What this task involves → Find the line containing "Enumerate this screenshot's". Retype it and every later line of the records exactly, leaving out pictures.

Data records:
----------
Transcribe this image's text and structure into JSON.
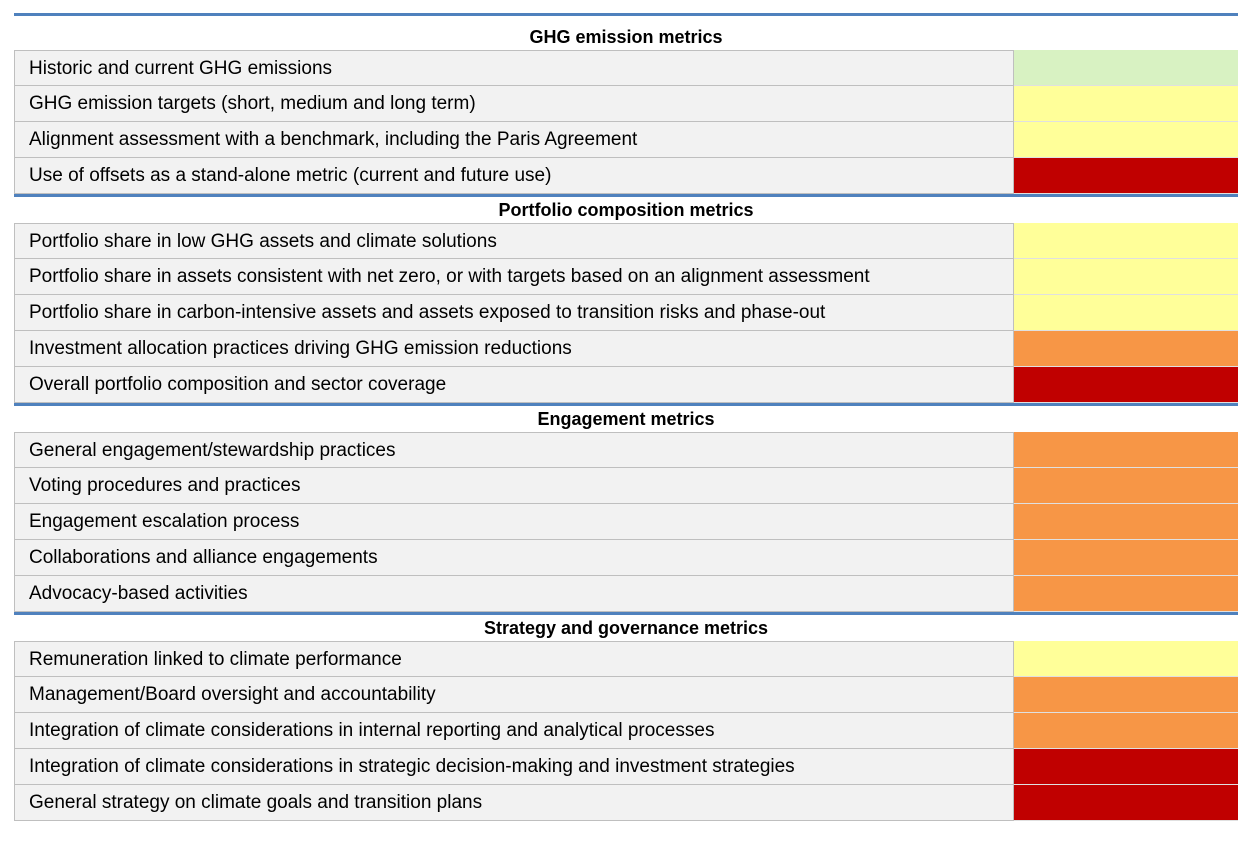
{
  "sections": [
    {
      "title": "GHG emission metrics",
      "rows": [
        {
          "label": "Historic and current GHG emissions",
          "color": "#d8f2c2"
        },
        {
          "label": "GHG emission targets (short, medium and long term)",
          "color": "#ffff99"
        },
        {
          "label": "Alignment assessment with a benchmark, including the Paris Agreement",
          "color": "#ffff99"
        },
        {
          "label": "Use of offsets as a stand-alone metric (current and future use)",
          "color": "#c00000"
        }
      ]
    },
    {
      "title": "Portfolio composition metrics",
      "rows": [
        {
          "label": "Portfolio share in low GHG assets and climate solutions",
          "color": "#ffff99"
        },
        {
          "label": "Portfolio share in assets consistent with net zero, or with targets based on an alignment assessment",
          "color": "#ffff99"
        },
        {
          "label": "Portfolio share in carbon-intensive assets and assets exposed to transition risks and phase-out",
          "color": "#ffff99"
        },
        {
          "label": "Investment allocation practices driving GHG emission reductions",
          "color": "#f79646"
        },
        {
          "label": "Overall portfolio composition and sector coverage",
          "color": "#c00000"
        }
      ]
    },
    {
      "title": "Engagement metrics",
      "rows": [
        {
          "label": "General engagement/stewardship practices",
          "color": "#f79646"
        },
        {
          "label": "Voting procedures and practices",
          "color": "#f79646"
        },
        {
          "label": "Engagement escalation process",
          "color": "#f79646"
        },
        {
          "label": "Collaborations and alliance engagements",
          "color": "#f79646"
        },
        {
          "label": "Advocacy-based activities",
          "color": "#f79646"
        }
      ]
    },
    {
      "title": "Strategy and governance metrics",
      "rows": [
        {
          "label": "Remuneration linked to climate performance",
          "color": "#ffff99"
        },
        {
          "label": "Management/Board oversight and accountability",
          "color": "#f79646"
        },
        {
          "label": "Integration of climate considerations in internal reporting and analytical processes",
          "color": "#f79646"
        },
        {
          "label": "Integration of climate considerations in strategic decision-making and investment strategies",
          "color": "#c00000"
        },
        {
          "label": "General strategy on climate goals and transition plans",
          "color": "#c00000"
        }
      ]
    }
  ]
}
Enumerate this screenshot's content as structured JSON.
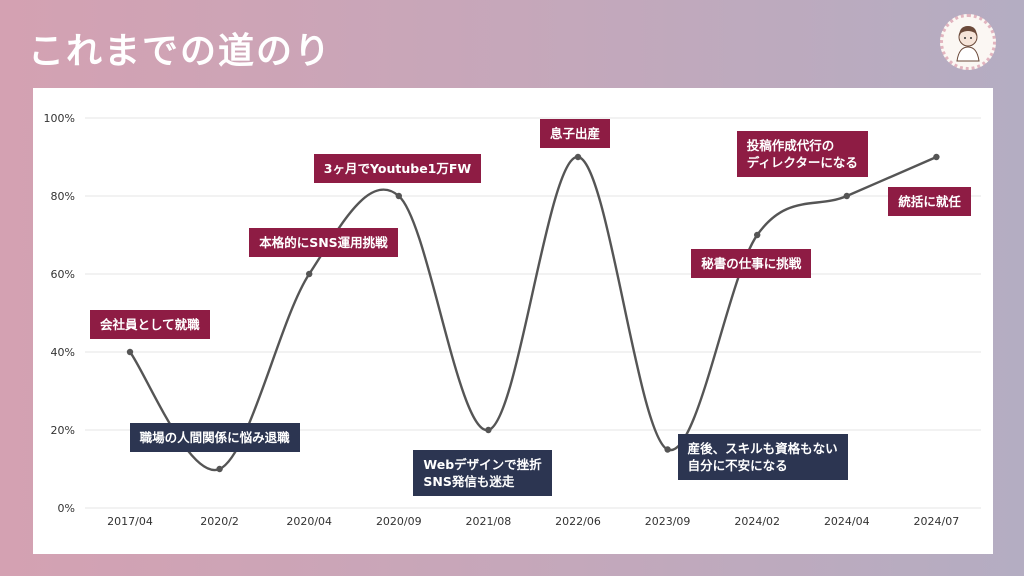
{
  "header": {
    "title": "これまでの道のり"
  },
  "colors": {
    "up_callout": "#8e1c44",
    "down_callout": "#2c3551",
    "line": "#555555",
    "grid": "#e6e6e6"
  },
  "chart_data": {
    "type": "line",
    "categories": [
      "2017/04",
      "2020/2",
      "2020/04",
      "2020/09",
      "2021/08",
      "2022/06",
      "2023/09",
      "2024/02",
      "2024/04",
      "2024/07"
    ],
    "values": [
      40,
      10,
      60,
      80,
      20,
      90,
      15,
      70,
      80,
      90
    ],
    "ylim": [
      0,
      100
    ],
    "yticks": [
      "0%",
      "20%",
      "40%",
      "60%",
      "80%",
      "100%"
    ],
    "grid": true,
    "smooth": true,
    "annotations": [
      {
        "text": "会社員として就職",
        "tone": "up",
        "category": "2017/04"
      },
      {
        "text": "職場の人間関係に悩み退職",
        "tone": "down",
        "category": "2020/2"
      },
      {
        "text": "本格的にSNS運用挑戦",
        "tone": "up",
        "category": "2020/04"
      },
      {
        "text": "3ヶ月でYoutube1万FW",
        "tone": "up",
        "category": "2020/09"
      },
      {
        "text": "Webデザインで挫折\nSNS発信も迷走",
        "tone": "down",
        "category": "2021/08"
      },
      {
        "text": "息子出産",
        "tone": "up",
        "category": "2022/06"
      },
      {
        "text": "産後、スキルも資格もない\n自分に不安になる",
        "tone": "down",
        "category": "2023/09"
      },
      {
        "text": "秘書の仕事に挑戦",
        "tone": "up",
        "category": "2024/02"
      },
      {
        "text": "投稿作成代行の\nディレクターになる",
        "tone": "up",
        "category": "2024/04"
      },
      {
        "text": "統括に就任",
        "tone": "up",
        "category": "2024/07"
      }
    ]
  }
}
----------
Completed task →
Enumerate this screenshot's content as structured JSON.
{
  "header": {
    "title": "これまでの道のり"
  },
  "colors": {
    "up_callout": "#8e1c44",
    "down_callout": "#2c3551",
    "line": "#555555",
    "grid": "#e6e6e6"
  },
  "chart_data": {
    "type": "line",
    "categories": [
      "2017/04",
      "2020/2",
      "2020/04",
      "2020/09",
      "2021/08",
      "2022/06",
      "2023/09",
      "2024/02",
      "2024/04",
      "2024/07"
    ],
    "values": [
      40,
      10,
      60,
      80,
      20,
      90,
      15,
      70,
      80,
      90
    ],
    "ylim": [
      0,
      100
    ],
    "yticks": [
      "0%",
      "20%",
      "40%",
      "60%",
      "80%",
      "100%"
    ],
    "grid": true,
    "smooth": true,
    "annotations": [
      {
        "text": "会社員として就職",
        "tone": "up",
        "category": "2017/04"
      },
      {
        "text": "職場の人間関係に悩み退職",
        "tone": "down",
        "category": "2020/2"
      },
      {
        "text": "本格的にSNS運用挑戦",
        "tone": "up",
        "category": "2020/04"
      },
      {
        "text": "3ヶ月でYoutube1万FW",
        "tone": "up",
        "category": "2020/09"
      },
      {
        "text": "Webデザインで挫折\nSNS発信も迷走",
        "tone": "down",
        "category": "2021/08"
      },
      {
        "text": "息子出産",
        "tone": "up",
        "category": "2022/06"
      },
      {
        "text": "産後、スキルも資格もない\n自分に不安になる",
        "tone": "down",
        "category": "2023/09"
      },
      {
        "text": "秘書の仕事に挑戦",
        "tone": "up",
        "category": "2024/02"
      },
      {
        "text": "投稿作成代行の\nディレクターになる",
        "tone": "up",
        "category": "2024/04"
      },
      {
        "text": "統括に就任",
        "tone": "up",
        "category": "2024/07"
      }
    ]
  }
}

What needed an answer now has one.